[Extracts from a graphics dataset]

┏━━

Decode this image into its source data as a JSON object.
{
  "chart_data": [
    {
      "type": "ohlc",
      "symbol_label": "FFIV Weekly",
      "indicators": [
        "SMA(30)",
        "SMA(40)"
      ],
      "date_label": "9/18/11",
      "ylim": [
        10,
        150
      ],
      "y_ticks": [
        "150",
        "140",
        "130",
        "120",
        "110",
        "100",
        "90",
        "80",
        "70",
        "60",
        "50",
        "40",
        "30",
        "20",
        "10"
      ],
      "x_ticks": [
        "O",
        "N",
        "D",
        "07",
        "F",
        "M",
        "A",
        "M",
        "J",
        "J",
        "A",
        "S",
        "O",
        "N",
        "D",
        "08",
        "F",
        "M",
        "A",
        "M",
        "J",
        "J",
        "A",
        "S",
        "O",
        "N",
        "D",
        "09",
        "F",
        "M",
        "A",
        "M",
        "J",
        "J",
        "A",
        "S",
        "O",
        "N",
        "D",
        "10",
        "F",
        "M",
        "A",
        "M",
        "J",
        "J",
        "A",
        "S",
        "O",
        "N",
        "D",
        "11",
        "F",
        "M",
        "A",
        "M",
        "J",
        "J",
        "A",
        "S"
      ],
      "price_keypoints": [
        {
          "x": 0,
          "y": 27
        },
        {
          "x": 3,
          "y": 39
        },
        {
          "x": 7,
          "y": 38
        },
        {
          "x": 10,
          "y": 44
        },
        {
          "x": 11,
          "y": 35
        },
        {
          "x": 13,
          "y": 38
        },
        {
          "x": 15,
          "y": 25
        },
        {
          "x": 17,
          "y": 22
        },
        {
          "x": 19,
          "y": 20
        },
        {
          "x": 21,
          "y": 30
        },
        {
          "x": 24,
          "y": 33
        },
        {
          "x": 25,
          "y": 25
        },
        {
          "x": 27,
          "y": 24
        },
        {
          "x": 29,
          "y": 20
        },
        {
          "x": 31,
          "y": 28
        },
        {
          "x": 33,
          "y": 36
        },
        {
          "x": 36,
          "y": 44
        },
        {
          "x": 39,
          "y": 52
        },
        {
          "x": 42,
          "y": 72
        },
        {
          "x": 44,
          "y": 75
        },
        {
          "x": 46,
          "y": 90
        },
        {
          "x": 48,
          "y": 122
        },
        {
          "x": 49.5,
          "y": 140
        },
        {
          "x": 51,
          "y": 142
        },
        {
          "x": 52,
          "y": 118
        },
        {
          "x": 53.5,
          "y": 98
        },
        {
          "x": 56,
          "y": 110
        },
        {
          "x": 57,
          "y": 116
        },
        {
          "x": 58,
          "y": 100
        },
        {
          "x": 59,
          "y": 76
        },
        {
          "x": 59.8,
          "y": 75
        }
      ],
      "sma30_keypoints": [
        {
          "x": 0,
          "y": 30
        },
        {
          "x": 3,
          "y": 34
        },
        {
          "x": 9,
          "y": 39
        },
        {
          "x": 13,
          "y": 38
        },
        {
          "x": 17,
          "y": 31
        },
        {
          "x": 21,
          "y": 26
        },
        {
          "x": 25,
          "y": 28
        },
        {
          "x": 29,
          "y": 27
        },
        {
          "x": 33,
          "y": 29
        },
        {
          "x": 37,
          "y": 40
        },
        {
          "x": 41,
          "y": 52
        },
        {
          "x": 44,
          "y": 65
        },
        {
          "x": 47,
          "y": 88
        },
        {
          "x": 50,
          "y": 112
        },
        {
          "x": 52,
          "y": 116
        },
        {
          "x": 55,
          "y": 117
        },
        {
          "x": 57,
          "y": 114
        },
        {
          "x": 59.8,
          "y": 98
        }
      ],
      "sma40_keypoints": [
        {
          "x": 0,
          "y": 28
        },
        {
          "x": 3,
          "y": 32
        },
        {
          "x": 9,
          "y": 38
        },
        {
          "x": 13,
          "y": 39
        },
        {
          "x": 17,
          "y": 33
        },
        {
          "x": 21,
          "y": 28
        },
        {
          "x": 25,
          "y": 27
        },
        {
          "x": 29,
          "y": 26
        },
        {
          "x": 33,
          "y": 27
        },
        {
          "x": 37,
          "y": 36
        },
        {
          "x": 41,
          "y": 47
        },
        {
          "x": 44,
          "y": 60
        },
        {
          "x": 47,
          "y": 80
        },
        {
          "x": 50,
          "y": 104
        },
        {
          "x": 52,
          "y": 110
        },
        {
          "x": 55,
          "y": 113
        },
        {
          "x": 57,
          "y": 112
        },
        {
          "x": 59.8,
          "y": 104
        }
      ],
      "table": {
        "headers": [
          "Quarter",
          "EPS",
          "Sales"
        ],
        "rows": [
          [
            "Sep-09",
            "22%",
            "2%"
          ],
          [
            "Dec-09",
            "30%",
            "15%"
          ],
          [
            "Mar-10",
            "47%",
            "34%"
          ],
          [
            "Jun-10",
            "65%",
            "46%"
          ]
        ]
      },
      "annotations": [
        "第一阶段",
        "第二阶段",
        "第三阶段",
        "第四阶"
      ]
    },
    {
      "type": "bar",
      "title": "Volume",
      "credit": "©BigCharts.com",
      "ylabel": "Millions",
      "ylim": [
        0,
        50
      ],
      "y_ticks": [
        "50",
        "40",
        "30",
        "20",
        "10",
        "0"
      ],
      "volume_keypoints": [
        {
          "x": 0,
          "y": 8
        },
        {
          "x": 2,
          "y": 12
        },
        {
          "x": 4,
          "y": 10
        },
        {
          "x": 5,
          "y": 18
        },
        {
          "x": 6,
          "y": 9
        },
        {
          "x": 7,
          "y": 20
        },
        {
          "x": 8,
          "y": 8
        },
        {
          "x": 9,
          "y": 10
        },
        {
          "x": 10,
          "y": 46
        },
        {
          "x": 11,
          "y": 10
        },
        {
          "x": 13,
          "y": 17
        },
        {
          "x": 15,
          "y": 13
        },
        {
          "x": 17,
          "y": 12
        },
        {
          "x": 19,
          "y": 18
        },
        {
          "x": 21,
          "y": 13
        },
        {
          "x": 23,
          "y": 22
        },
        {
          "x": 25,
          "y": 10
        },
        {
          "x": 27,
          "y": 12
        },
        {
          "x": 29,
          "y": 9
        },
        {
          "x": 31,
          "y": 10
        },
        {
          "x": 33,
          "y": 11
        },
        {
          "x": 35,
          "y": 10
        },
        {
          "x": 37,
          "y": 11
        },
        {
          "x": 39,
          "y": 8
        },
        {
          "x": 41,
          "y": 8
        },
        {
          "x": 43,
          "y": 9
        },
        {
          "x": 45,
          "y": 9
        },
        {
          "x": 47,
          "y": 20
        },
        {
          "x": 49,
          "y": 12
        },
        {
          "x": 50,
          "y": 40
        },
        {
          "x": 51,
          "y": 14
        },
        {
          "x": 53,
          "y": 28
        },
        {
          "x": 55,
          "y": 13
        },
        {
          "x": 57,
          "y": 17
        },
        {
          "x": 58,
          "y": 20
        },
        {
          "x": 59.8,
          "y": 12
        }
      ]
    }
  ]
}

┗━━

Each line above is to be repeated exactly.

▸ Final answer
Decode this image into its source data as a JSON object.
{
  "chart_data": [
    {
      "type": "ohlc",
      "symbol_label": "FFIV Weekly",
      "indicators": [
        "SMA(30)",
        "SMA(40)"
      ],
      "date_label": "9/18/11",
      "ylim": [
        10,
        150
      ],
      "y_ticks": [
        "150",
        "140",
        "130",
        "120",
        "110",
        "100",
        "90",
        "80",
        "70",
        "60",
        "50",
        "40",
        "30",
        "20",
        "10"
      ],
      "x_ticks": [
        "O",
        "N",
        "D",
        "07",
        "F",
        "M",
        "A",
        "M",
        "J",
        "J",
        "A",
        "S",
        "O",
        "N",
        "D",
        "08",
        "F",
        "M",
        "A",
        "M",
        "J",
        "J",
        "A",
        "S",
        "O",
        "N",
        "D",
        "09",
        "F",
        "M",
        "A",
        "M",
        "J",
        "J",
        "A",
        "S",
        "O",
        "N",
        "D",
        "10",
        "F",
        "M",
        "A",
        "M",
        "J",
        "J",
        "A",
        "S",
        "O",
        "N",
        "D",
        "11",
        "F",
        "M",
        "A",
        "M",
        "J",
        "J",
        "A",
        "S"
      ],
      "price_keypoints": [
        {
          "x": 0,
          "y": 27
        },
        {
          "x": 3,
          "y": 39
        },
        {
          "x": 7,
          "y": 38
        },
        {
          "x": 10,
          "y": 44
        },
        {
          "x": 11,
          "y": 35
        },
        {
          "x": 13,
          "y": 38
        },
        {
          "x": 15,
          "y": 25
        },
        {
          "x": 17,
          "y": 22
        },
        {
          "x": 19,
          "y": 20
        },
        {
          "x": 21,
          "y": 30
        },
        {
          "x": 24,
          "y": 33
        },
        {
          "x": 25,
          "y": 25
        },
        {
          "x": 27,
          "y": 24
        },
        {
          "x": 29,
          "y": 20
        },
        {
          "x": 31,
          "y": 28
        },
        {
          "x": 33,
          "y": 36
        },
        {
          "x": 36,
          "y": 44
        },
        {
          "x": 39,
          "y": 52
        },
        {
          "x": 42,
          "y": 72
        },
        {
          "x": 44,
          "y": 75
        },
        {
          "x": 46,
          "y": 90
        },
        {
          "x": 48,
          "y": 122
        },
        {
          "x": 49.5,
          "y": 140
        },
        {
          "x": 51,
          "y": 142
        },
        {
          "x": 52,
          "y": 118
        },
        {
          "x": 53.5,
          "y": 98
        },
        {
          "x": 56,
          "y": 110
        },
        {
          "x": 57,
          "y": 116
        },
        {
          "x": 58,
          "y": 100
        },
        {
          "x": 59,
          "y": 76
        },
        {
          "x": 59.8,
          "y": 75
        }
      ],
      "sma30_keypoints": [
        {
          "x": 0,
          "y": 30
        },
        {
          "x": 3,
          "y": 34
        },
        {
          "x": 9,
          "y": 39
        },
        {
          "x": 13,
          "y": 38
        },
        {
          "x": 17,
          "y": 31
        },
        {
          "x": 21,
          "y": 26
        },
        {
          "x": 25,
          "y": 28
        },
        {
          "x": 29,
          "y": 27
        },
        {
          "x": 33,
          "y": 29
        },
        {
          "x": 37,
          "y": 40
        },
        {
          "x": 41,
          "y": 52
        },
        {
          "x": 44,
          "y": 65
        },
        {
          "x": 47,
          "y": 88
        },
        {
          "x": 50,
          "y": 112
        },
        {
          "x": 52,
          "y": 116
        },
        {
          "x": 55,
          "y": 117
        },
        {
          "x": 57,
          "y": 114
        },
        {
          "x": 59.8,
          "y": 98
        }
      ],
      "sma40_keypoints": [
        {
          "x": 0,
          "y": 28
        },
        {
          "x": 3,
          "y": 32
        },
        {
          "x": 9,
          "y": 38
        },
        {
          "x": 13,
          "y": 39
        },
        {
          "x": 17,
          "y": 33
        },
        {
          "x": 21,
          "y": 28
        },
        {
          "x": 25,
          "y": 27
        },
        {
          "x": 29,
          "y": 26
        },
        {
          "x": 33,
          "y": 27
        },
        {
          "x": 37,
          "y": 36
        },
        {
          "x": 41,
          "y": 47
        },
        {
          "x": 44,
          "y": 60
        },
        {
          "x": 47,
          "y": 80
        },
        {
          "x": 50,
          "y": 104
        },
        {
          "x": 52,
          "y": 110
        },
        {
          "x": 55,
          "y": 113
        },
        {
          "x": 57,
          "y": 112
        },
        {
          "x": 59.8,
          "y": 104
        }
      ],
      "table": {
        "headers": [
          "Quarter",
          "EPS",
          "Sales"
        ],
        "rows": [
          [
            "Sep-09",
            "22%",
            "2%"
          ],
          [
            "Dec-09",
            "30%",
            "15%"
          ],
          [
            "Mar-10",
            "47%",
            "34%"
          ],
          [
            "Jun-10",
            "65%",
            "46%"
          ]
        ]
      },
      "annotations": [
        "第一阶段",
        "第二阶段",
        "第三阶段",
        "第四阶"
      ]
    },
    {
      "type": "bar",
      "title": "Volume",
      "credit": "©BigCharts.com",
      "ylabel": "Millions",
      "ylim": [
        0,
        50
      ],
      "y_ticks": [
        "50",
        "40",
        "30",
        "20",
        "10",
        "0"
      ],
      "volume_keypoints": [
        {
          "x": 0,
          "y": 8
        },
        {
          "x": 2,
          "y": 12
        },
        {
          "x": 4,
          "y": 10
        },
        {
          "x": 5,
          "y": 18
        },
        {
          "x": 6,
          "y": 9
        },
        {
          "x": 7,
          "y": 20
        },
        {
          "x": 8,
          "y": 8
        },
        {
          "x": 9,
          "y": 10
        },
        {
          "x": 10,
          "y": 46
        },
        {
          "x": 11,
          "y": 10
        },
        {
          "x": 13,
          "y": 17
        },
        {
          "x": 15,
          "y": 13
        },
        {
          "x": 17,
          "y": 12
        },
        {
          "x": 19,
          "y": 18
        },
        {
          "x": 21,
          "y": 13
        },
        {
          "x": 23,
          "y": 22
        },
        {
          "x": 25,
          "y": 10
        },
        {
          "x": 27,
          "y": 12
        },
        {
          "x": 29,
          "y": 9
        },
        {
          "x": 31,
          "y": 10
        },
        {
          "x": 33,
          "y": 11
        },
        {
          "x": 35,
          "y": 10
        },
        {
          "x": 37,
          "y": 11
        },
        {
          "x": 39,
          "y": 8
        },
        {
          "x": 41,
          "y": 8
        },
        {
          "x": 43,
          "y": 9
        },
        {
          "x": 45,
          "y": 9
        },
        {
          "x": 47,
          "y": 20
        },
        {
          "x": 49,
          "y": 12
        },
        {
          "x": 50,
          "y": 40
        },
        {
          "x": 51,
          "y": 14
        },
        {
          "x": 53,
          "y": 28
        },
        {
          "x": 55,
          "y": 13
        },
        {
          "x": 57,
          "y": 17
        },
        {
          "x": 58,
          "y": 20
        },
        {
          "x": 59.8,
          "y": 12
        }
      ]
    }
  ]
}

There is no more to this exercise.